Identify each line below that contains the word "whether", and copy it out.

-- Start --

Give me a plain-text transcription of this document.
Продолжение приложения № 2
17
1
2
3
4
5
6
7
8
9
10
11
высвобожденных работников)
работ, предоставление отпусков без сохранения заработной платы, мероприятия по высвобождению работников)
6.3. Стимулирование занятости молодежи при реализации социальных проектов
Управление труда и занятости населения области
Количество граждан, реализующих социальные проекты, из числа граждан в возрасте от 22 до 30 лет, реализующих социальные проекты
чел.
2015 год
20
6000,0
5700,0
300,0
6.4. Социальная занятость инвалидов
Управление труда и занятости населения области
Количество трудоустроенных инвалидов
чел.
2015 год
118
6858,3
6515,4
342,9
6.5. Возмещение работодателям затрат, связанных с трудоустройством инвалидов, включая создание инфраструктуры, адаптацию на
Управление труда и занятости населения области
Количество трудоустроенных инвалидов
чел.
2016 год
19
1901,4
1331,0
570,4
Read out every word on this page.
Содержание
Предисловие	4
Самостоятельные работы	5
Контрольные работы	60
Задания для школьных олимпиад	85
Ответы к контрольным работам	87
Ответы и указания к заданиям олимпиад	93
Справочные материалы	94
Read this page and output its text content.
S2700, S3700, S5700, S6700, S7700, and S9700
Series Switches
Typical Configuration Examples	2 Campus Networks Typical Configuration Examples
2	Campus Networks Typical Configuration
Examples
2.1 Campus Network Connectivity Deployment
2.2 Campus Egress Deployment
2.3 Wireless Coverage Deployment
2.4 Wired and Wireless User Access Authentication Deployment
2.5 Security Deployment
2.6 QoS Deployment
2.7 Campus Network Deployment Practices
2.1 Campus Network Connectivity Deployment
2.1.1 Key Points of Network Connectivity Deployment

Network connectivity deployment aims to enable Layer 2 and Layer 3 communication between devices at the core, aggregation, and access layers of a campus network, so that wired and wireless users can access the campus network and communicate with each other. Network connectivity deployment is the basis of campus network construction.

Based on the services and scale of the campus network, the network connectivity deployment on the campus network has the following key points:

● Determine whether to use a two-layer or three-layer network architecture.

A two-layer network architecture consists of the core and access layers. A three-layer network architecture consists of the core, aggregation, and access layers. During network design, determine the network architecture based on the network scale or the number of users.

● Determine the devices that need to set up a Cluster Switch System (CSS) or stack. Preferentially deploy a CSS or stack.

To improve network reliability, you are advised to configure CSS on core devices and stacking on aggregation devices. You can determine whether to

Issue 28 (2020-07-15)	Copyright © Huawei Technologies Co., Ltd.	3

-- End --

▶ **RESPONSE**:
● Determine whether to use a two-layer or three-layer network architecture.
To improve network reliability, you are advised to configure CSS on core devices and stacking on aggregation devices. You can determine whether to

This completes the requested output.